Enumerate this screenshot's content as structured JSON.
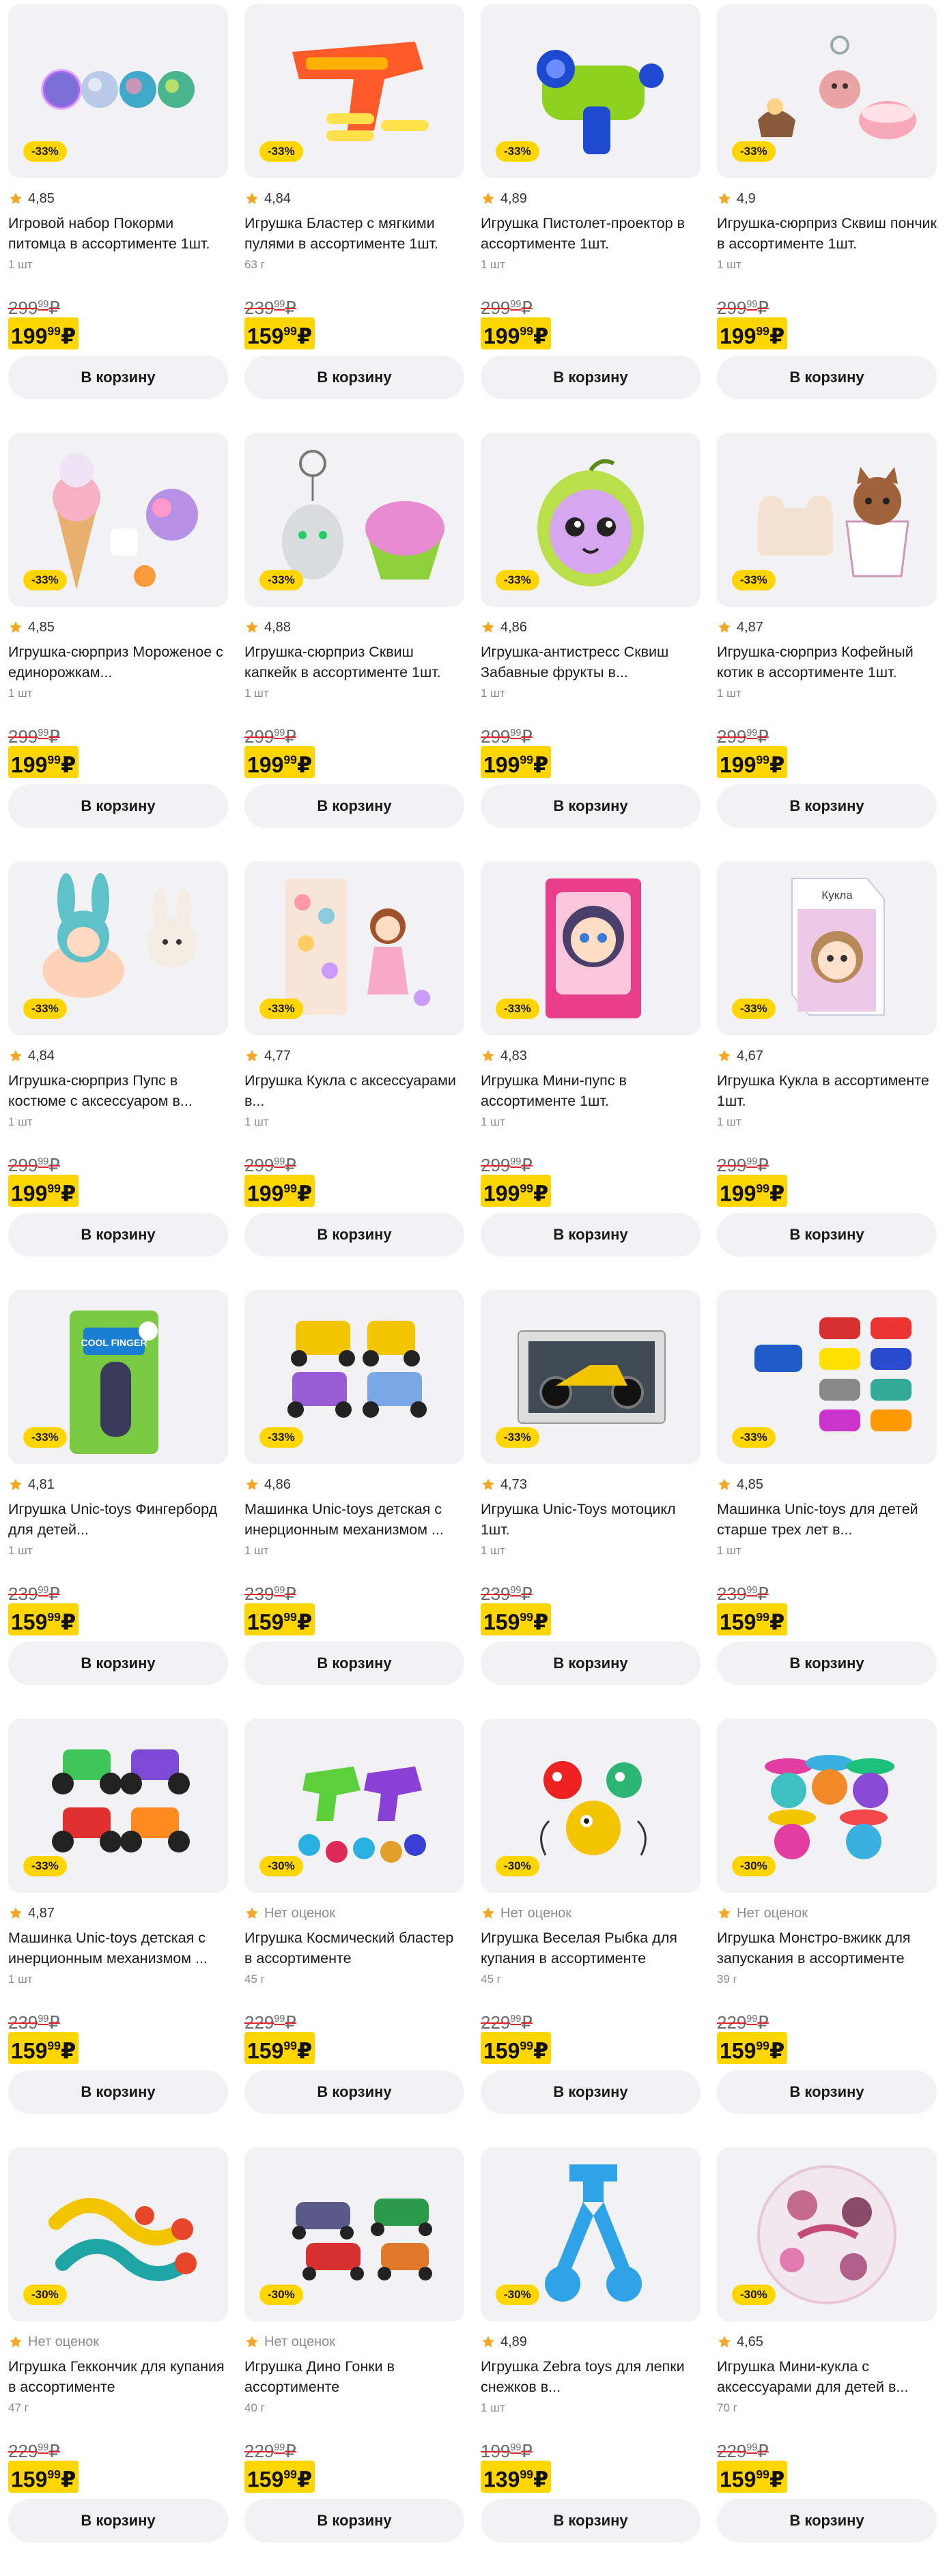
{
  "cart_label": "В корзину",
  "currency": "₽",
  "products": [
    {
      "rating": "4,85",
      "title": "Игровой набор Покорми питомца в ассортименте 1шт.",
      "unit": "1 шт",
      "discount": "-33%",
      "old_price": "299",
      "old_cents": "99",
      "new_price": "199",
      "new_cents": "99",
      "image": "balls"
    },
    {
      "rating": "4,84",
      "title": "Игрушка Бластер с мягкими пулями в ассортименте 1шт.",
      "unit": "63 г",
      "discount": "-33%",
      "old_price": "239",
      "old_cents": "99",
      "new_price": "159",
      "new_cents": "99",
      "image": "blaster"
    },
    {
      "rating": "4,89",
      "title": "Игрушка Пистолет-проектор в ассортименте 1шт.",
      "unit": "1 шт",
      "discount": "-33%",
      "old_price": "299",
      "old_cents": "99",
      "new_price": "199",
      "new_cents": "99",
      "image": "projector"
    },
    {
      "rating": "4,9",
      "title": "Игрушка-сюрприз Сквиш пончик в ассортименте 1шт.",
      "unit": "1 шт",
      "discount": "-33%",
      "old_price": "299",
      "old_cents": "99",
      "new_price": "199",
      "new_cents": "99",
      "image": "donut"
    },
    {
      "rating": "4,85",
      "title": "Игрушка-сюрприз Мороженое с единорожкам...",
      "unit": "1 шт",
      "discount": "-33%",
      "old_price": "299",
      "old_cents": "99",
      "new_price": "199",
      "new_cents": "99",
      "image": "icecream"
    },
    {
      "rating": "4,88",
      "title": "Игрушка-сюрприз Сквиш капкейк в ассортименте 1шт.",
      "unit": "1 шт",
      "discount": "-33%",
      "old_price": "299",
      "old_cents": "99",
      "new_price": "199",
      "new_cents": "99",
      "image": "cupcake"
    },
    {
      "rating": "4,86",
      "title": "Игрушка-антистресс Сквиш Забавные фрукты в...",
      "unit": "1 шт",
      "discount": "-33%",
      "old_price": "299",
      "old_cents": "99",
      "new_price": "199",
      "new_cents": "99",
      "image": "fruit"
    },
    {
      "rating": "4,87",
      "title": "Игрушка-сюрприз Кофейный котик в ассортименте 1шт.",
      "unit": "1 шт",
      "discount": "-33%",
      "old_price": "299",
      "old_cents": "99",
      "new_price": "199",
      "new_cents": "99",
      "image": "cat"
    },
    {
      "rating": "4,84",
      "title": "Игрушка-сюрприз Пупс в костюме с аксессуаром в...",
      "unit": "1 шт",
      "discount": "-33%",
      "old_price": "299",
      "old_cents": "99",
      "new_price": "199",
      "new_cents": "99",
      "image": "bunny"
    },
    {
      "rating": "4,77",
      "title": "Игрушка Кукла с аксессуарами в...",
      "unit": "1 шт",
      "discount": "-33%",
      "old_price": "299",
      "old_cents": "99",
      "new_price": "199",
      "new_cents": "99",
      "image": "doll"
    },
    {
      "rating": "4,83",
      "title": "Игрушка Мини-пупс в ассортименте 1шт.",
      "unit": "1 шт",
      "discount": "-33%",
      "old_price": "299",
      "old_cents": "99",
      "new_price": "199",
      "new_cents": "99",
      "image": "minidoll"
    },
    {
      "rating": "4,67",
      "title": "Игрушка Кукла в ассортименте 1шт.",
      "unit": "1 шт",
      "discount": "-33%",
      "old_price": "299",
      "old_cents": "99",
      "new_price": "199",
      "new_cents": "99",
      "image": "dollbox",
      "box_text": "Кукла"
    },
    {
      "rating": "4,81",
      "title": "Игрушка Unic-toys Фингерборд для детей...",
      "unit": "1 шт",
      "discount": "-33%",
      "old_price": "239",
      "old_cents": "99",
      "new_price": "159",
      "new_cents": "99",
      "image": "fingerboard",
      "box_text": "COOL FINGER"
    },
    {
      "rating": "4,86",
      "title": "Машинка Unic-toys детская с инерционным механизмом ...",
      "unit": "1 шт",
      "discount": "-33%",
      "old_price": "239",
      "old_cents": "99",
      "new_price": "159",
      "new_cents": "99",
      "image": "cars"
    },
    {
      "rating": "4,73",
      "title": "Игрушка Unic-Toys мотоцикл 1шт.",
      "unit": "1 шт",
      "discount": "-33%",
      "old_price": "239",
      "old_cents": "99",
      "new_price": "159",
      "new_cents": "99",
      "image": "moto"
    },
    {
      "rating": "4,85",
      "title": "Машинка Unic-toys для детей старше трех лет в...",
      "unit": "1 шт",
      "discount": "-33%",
      "old_price": "239",
      "old_cents": "99",
      "new_price": "159",
      "new_cents": "99",
      "image": "minicars"
    },
    {
      "rating": "4,87",
      "title": "Машинка Unic-toys детская с инерционным механизмом ...",
      "unit": "1 шт",
      "discount": "-33%",
      "old_price": "239",
      "old_cents": "99",
      "new_price": "159",
      "new_cents": "99",
      "image": "monstertrucks"
    },
    {
      "rating": "Нет оценок",
      "title": "Игрушка Космический бластер в ассортименте",
      "unit": "45 г",
      "discount": "-30%",
      "old_price": "229",
      "old_cents": "99",
      "new_price": "159",
      "new_cents": "99",
      "image": "spaceblaster",
      "no_rating": true
    },
    {
      "rating": "Нет оценок",
      "title": "Игрушка Веселая Рыбка для купания в ассортименте",
      "unit": "45 г",
      "discount": "-30%",
      "old_price": "229",
      "old_cents": "99",
      "new_price": "159",
      "new_cents": "99",
      "image": "fish",
      "no_rating": true
    },
    {
      "rating": "Нет оценок",
      "title": "Игрушка Монстро-вжикк для запускания в ассортименте",
      "unit": "39 г",
      "discount": "-30%",
      "old_price": "229",
      "old_cents": "99",
      "new_price": "159",
      "new_cents": "99",
      "image": "spinners",
      "no_rating": true
    },
    {
      "rating": "Нет оценок",
      "title": "Игрушка Геккончик для купания в ассортименте",
      "unit": "47 г",
      "discount": "-30%",
      "old_price": "229",
      "old_cents": "99",
      "new_price": "159",
      "new_cents": "99",
      "image": "gecko",
      "no_rating": true
    },
    {
      "rating": "Нет оценок",
      "title": "Игрушка Дино Гонки в ассортименте",
      "unit": "40 г",
      "discount": "-30%",
      "old_price": "229",
      "old_cents": "99",
      "new_price": "159",
      "new_cents": "99",
      "image": "dino",
      "no_rating": true
    },
    {
      "rating": "4,89",
      "title": "Игрушка Zebra toys для лепки снежков в...",
      "unit": "1 шт",
      "discount": "-30%",
      "old_price": "199",
      "old_cents": "99",
      "new_price": "139",
      "new_cents": "99",
      "image": "snowball"
    },
    {
      "rating": "4,65",
      "title": "Игрушка Мини-кукла с аксессуарами для детей в...",
      "unit": "70 г",
      "discount": "-30%",
      "old_price": "229",
      "old_cents": "99",
      "new_price": "159",
      "new_cents": "99",
      "image": "ball"
    }
  ],
  "colors": {
    "accent_yellow": "#ffd500",
    "card_bg": "#f2f2f4",
    "star": "#f5a623",
    "star_empty": "#f0a040",
    "strike": "#e0262b"
  }
}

# # #

STATED EXERCISE =
Every record above must be given again exactly; drop the pictures.

SOLVED EXERCISE =
Enumerate this screenshot's content as structured JSON.
{
  "cart_label": "В корзину",
  "currency": "₽",
  "products": [
    {
      "rating": "4,85",
      "title": "Игровой набор Покорми питомца в ассортименте 1шт.",
      "unit": "1 шт",
      "discount": "-33%",
      "old_price": "299",
      "old_cents": "99",
      "new_price": "199",
      "new_cents": "99",
      "image": "balls"
    },
    {
      "rating": "4,84",
      "title": "Игрушка Бластер с мягкими пулями в ассортименте 1шт.",
      "unit": "63 г",
      "discount": "-33%",
      "old_price": "239",
      "old_cents": "99",
      "new_price": "159",
      "new_cents": "99",
      "image": "blaster"
    },
    {
      "rating": "4,89",
      "title": "Игрушка Пистолет-проектор в ассортименте 1шт.",
      "unit": "1 шт",
      "discount": "-33%",
      "old_price": "299",
      "old_cents": "99",
      "new_price": "199",
      "new_cents": "99",
      "image": "projector"
    },
    {
      "rating": "4,9",
      "title": "Игрушка-сюрприз Сквиш пончик в ассортименте 1шт.",
      "unit": "1 шт",
      "discount": "-33%",
      "old_price": "299",
      "old_cents": "99",
      "new_price": "199",
      "new_cents": "99",
      "image": "donut"
    },
    {
      "rating": "4,85",
      "title": "Игрушка-сюрприз Мороженое с единорожкам...",
      "unit": "1 шт",
      "discount": "-33%",
      "old_price": "299",
      "old_cents": "99",
      "new_price": "199",
      "new_cents": "99",
      "image": "icecream"
    },
    {
      "rating": "4,88",
      "title": "Игрушка-сюрприз Сквиш капкейк в ассортименте 1шт.",
      "unit": "1 шт",
      "discount": "-33%",
      "old_price": "299",
      "old_cents": "99",
      "new_price": "199",
      "new_cents": "99",
      "image": "cupcake"
    },
    {
      "rating": "4,86",
      "title": "Игрушка-антистресс Сквиш Забавные фрукты в...",
      "unit": "1 шт",
      "discount": "-33%",
      "old_price": "299",
      "old_cents": "99",
      "new_price": "199",
      "new_cents": "99",
      "image": "fruit"
    },
    {
      "rating": "4,87",
      "title": "Игрушка-сюрприз Кофейный котик в ассортименте 1шт.",
      "unit": "1 шт",
      "discount": "-33%",
      "old_price": "299",
      "old_cents": "99",
      "new_price": "199",
      "new_cents": "99",
      "image": "cat"
    },
    {
      "rating": "4,84",
      "title": "Игрушка-сюрприз Пупс в костюме с аксессуаром в...",
      "unit": "1 шт",
      "discount": "-33%",
      "old_price": "299",
      "old_cents": "99",
      "new_price": "199",
      "new_cents": "99",
      "image": "bunny"
    },
    {
      "rating": "4,77",
      "title": "Игрушка Кукла с аксессуарами в...",
      "unit": "1 шт",
      "discount": "-33%",
      "old_price": "299",
      "old_cents": "99",
      "new_price": "199",
      "new_cents": "99",
      "image": "doll"
    },
    {
      "rating": "4,83",
      "title": "Игрушка Мини-пупс в ассортименте 1шт.",
      "unit": "1 шт",
      "discount": "-33%",
      "old_price": "299",
      "old_cents": "99",
      "new_price": "199",
      "new_cents": "99",
      "image": "minidoll"
    },
    {
      "rating": "4,67",
      "title": "Игрушка Кукла в ассортименте 1шт.",
      "unit": "1 шт",
      "discount": "-33%",
      "old_price": "299",
      "old_cents": "99",
      "new_price": "199",
      "new_cents": "99",
      "image": "dollbox",
      "box_text": "Кукла"
    },
    {
      "rating": "4,81",
      "title": "Игрушка Unic-toys Фингерборд для детей...",
      "unit": "1 шт",
      "discount": "-33%",
      "old_price": "239",
      "old_cents": "99",
      "new_price": "159",
      "new_cents": "99",
      "image": "fingerboard",
      "box_text": "COOL FINGER"
    },
    {
      "rating": "4,86",
      "title": "Машинка Unic-toys детская с инерционным механизмом ...",
      "unit": "1 шт",
      "discount": "-33%",
      "old_price": "239",
      "old_cents": "99",
      "new_price": "159",
      "new_cents": "99",
      "image": "cars"
    },
    {
      "rating": "4,73",
      "title": "Игрушка Unic-Toys мотоцикл 1шт.",
      "unit": "1 шт",
      "discount": "-33%",
      "old_price": "239",
      "old_cents": "99",
      "new_price": "159",
      "new_cents": "99",
      "image": "moto"
    },
    {
      "rating": "4,85",
      "title": "Машинка Unic-toys для детей старше трех лет в...",
      "unit": "1 шт",
      "discount": "-33%",
      "old_price": "239",
      "old_cents": "99",
      "new_price": "159",
      "new_cents": "99",
      "image": "minicars"
    },
    {
      "rating": "4,87",
      "title": "Машинка Unic-toys детская с инерционным механизмом ...",
      "unit": "1 шт",
      "discount": "-33%",
      "old_price": "239",
      "old_cents": "99",
      "new_price": "159",
      "new_cents": "99",
      "image": "monstertrucks"
    },
    {
      "rating": "Нет оценок",
      "title": "Игрушка Космический бластер в ассортименте",
      "unit": "45 г",
      "discount": "-30%",
      "old_price": "229",
      "old_cents": "99",
      "new_price": "159",
      "new_cents": "99",
      "image": "spaceblaster",
      "no_rating": true
    },
    {
      "rating": "Нет оценок",
      "title": "Игрушка Веселая Рыбка для купания в ассортименте",
      "unit": "45 г",
      "discount": "-30%",
      "old_price": "229",
      "old_cents": "99",
      "new_price": "159",
      "new_cents": "99",
      "image": "fish",
      "no_rating": true
    },
    {
      "rating": "Нет оценок",
      "title": "Игрушка Монстро-вжикк для запускания в ассортименте",
      "unit": "39 г",
      "discount": "-30%",
      "old_price": "229",
      "old_cents": "99",
      "new_price": "159",
      "new_cents": "99",
      "image": "spinners",
      "no_rating": true
    },
    {
      "rating": "Нет оценок",
      "title": "Игрушка Геккончик для купания в ассортименте",
      "unit": "47 г",
      "discount": "-30%",
      "old_price": "229",
      "old_cents": "99",
      "new_price": "159",
      "new_cents": "99",
      "image": "gecko",
      "no_rating": true
    },
    {
      "rating": "Нет оценок",
      "title": "Игрушка Дино Гонки в ассортименте",
      "unit": "40 г",
      "discount": "-30%",
      "old_price": "229",
      "old_cents": "99",
      "new_price": "159",
      "new_cents": "99",
      "image": "dino",
      "no_rating": true
    },
    {
      "rating": "4,89",
      "title": "Игрушка Zebra toys для лепки снежков в...",
      "unit": "1 шт",
      "discount": "-30%",
      "old_price": "199",
      "old_cents": "99",
      "new_price": "139",
      "new_cents": "99",
      "image": "snowball"
    },
    {
      "rating": "4,65",
      "title": "Игрушка Мини-кукла с аксессуарами для детей в...",
      "unit": "70 г",
      "discount": "-30%",
      "old_price": "229",
      "old_cents": "99",
      "new_price": "159",
      "new_cents": "99",
      "image": "ball"
    }
  ],
  "colors": {
    "accent_yellow": "#ffd500",
    "card_bg": "#f2f2f4",
    "star": "#f5a623",
    "star_empty": "#f0a040",
    "strike": "#e0262b"
  }
}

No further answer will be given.